→ Excerpts from a layout annotation set:
────────
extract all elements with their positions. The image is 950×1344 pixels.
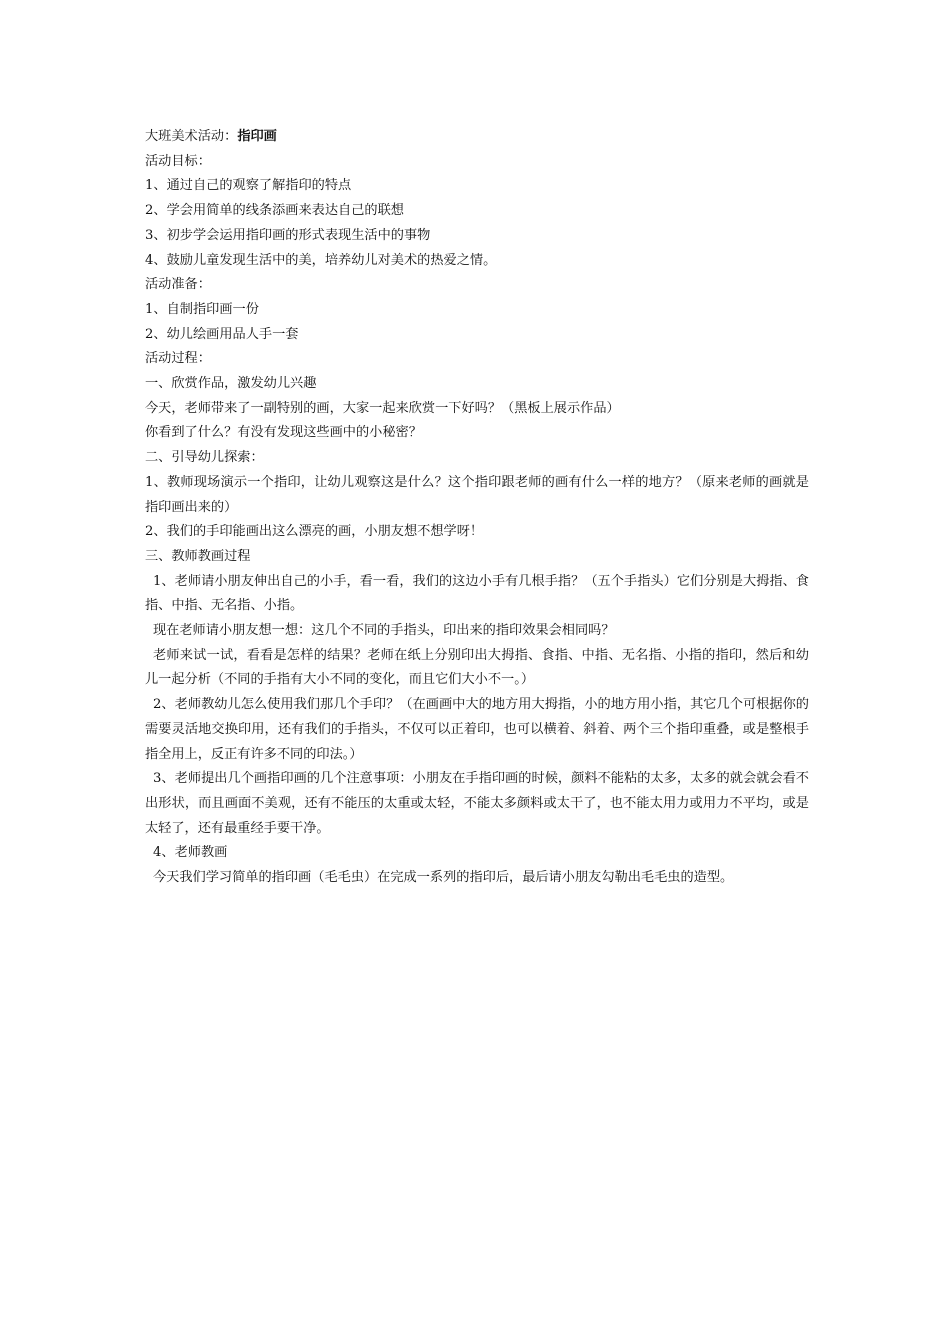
section-1-paragraph-1: 今天，老师带来了一副特别的画，大家一起来欣赏一下好吗？（黑板上展示作品） xyxy=(145,400,620,416)
prep-item-1: 1、自制指印画一份 xyxy=(145,301,259,317)
section-2-heading: 二、引导幼儿探索： xyxy=(145,450,264,466)
title-main: 指印画 xyxy=(237,129,277,144)
section-3-paragraph-4: 2、老师教幼儿怎么使用我们那几个手印？（在画画中大的地方用大拇指，小的地方用小指，其它几个可根据你的需要灵活地交换印用，还有我们的手指头，不仅可以正着印，也可以横着、斜着、两个三个指印重叠，或是整根手指全用上，反正有许多不同的印法。） xyxy=(145,697,809,762)
section-3-paragraph-3: 老师来试一试，看看是怎样的结果？老师在纸上分别印出大拇指、食指、中指、无名指、小指的指印，然后和幼儿一起分析（不同的手指有大小不同的变化，而且它们大小不一。） xyxy=(145,647,809,688)
section-3-heading: 三、教师教画过程 xyxy=(145,548,251,564)
goals-heading: 活动目标： xyxy=(145,153,211,169)
prep-item-2: 2、幼儿绘画用品人手一套 xyxy=(145,326,299,342)
goal-item-1: 1、通过自己的观察了解指印的特点 xyxy=(145,178,352,194)
section-2-paragraph-1: 1、教师现场演示一个指印，让幼儿观察这是什么？这个指印跟老师的画有什么一样的地方？（原来老师的画就是指印画出来的） xyxy=(145,474,809,515)
title-prefix: 大班美术活动： xyxy=(145,129,238,144)
document-body xyxy=(145,125,809,891)
section-3-paragraph-6: 4、老师教画 xyxy=(153,845,228,861)
section-1-paragraph-2: 你看到了什么？有没有发现这些画中的小秘密？ xyxy=(145,425,422,441)
prep-heading: 活动准备： xyxy=(145,277,211,293)
section-3-paragraph-1: 1、老师请小朋友伸出自己的小手，看一看，我们的这边小手有几根手指？（五个手指头）它们分别是大拇指、食指、中指、无名指、小指。 xyxy=(145,573,809,614)
section-3-paragraph-7: 今天我们学习简单的指印画（毛毛虫）在完成一系列的指印后，最后请小朋友勾勒出毛毛虫的造型。 xyxy=(153,870,734,886)
process-heading: 活动过程： xyxy=(145,351,211,367)
section-3-paragraph-2: 现在老师请小朋友想一想：这几个不同的手指头，印出来的指印效果会相同吗？ xyxy=(153,623,615,639)
section-1-heading: 一、欣赏作品，激发幼儿兴趣 xyxy=(145,376,317,392)
document-title xyxy=(145,125,809,150)
goal-item-4: 4、鼓励儿童发现生活中的美，培养幼儿对美术的热爱之情。 xyxy=(145,252,497,268)
section-2-paragraph-2: 2、我们的手印能画出这么漂亮的画，小朋友想不想学呀！ xyxy=(145,524,484,540)
section-3-paragraph-5: 3、老师提出几个画指印画的几个注意事项：小朋友在手指印画的时候，颜料不能粘的太多，太多的就会就会看不出形状，而且画面不美观，还有不能压的太重或太轻，不能太多颜料或太干了，也不能太用力或用力不平均，或是太轻了，还有最重经手要干净。 xyxy=(145,771,809,836)
goal-item-3: 3、初步学会运用指印画的形式表现生活中的事物 xyxy=(145,227,431,243)
goal-item-2: 2、学会用简单的线条添画来表达自己的联想 xyxy=(145,203,404,219)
────────
→ EXERCISE PROMPT: Pick out each line in the records above that contains the string "heading" and copy those lines in full.

→ ANSWER FOR THIS EXERCISE:
section-2-heading: 二、引导幼儿探索： xyxy=(145,450,264,466)
section-3-heading: 三、教师教画过程 xyxy=(145,548,251,564)
goals-heading: 活动目标： xyxy=(145,153,211,169)
prep-heading: 活动准备： xyxy=(145,277,211,293)
process-heading: 活动过程： xyxy=(145,351,211,367)
section-1-heading: 一、欣赏作品，激发幼儿兴趣 xyxy=(145,376,317,392)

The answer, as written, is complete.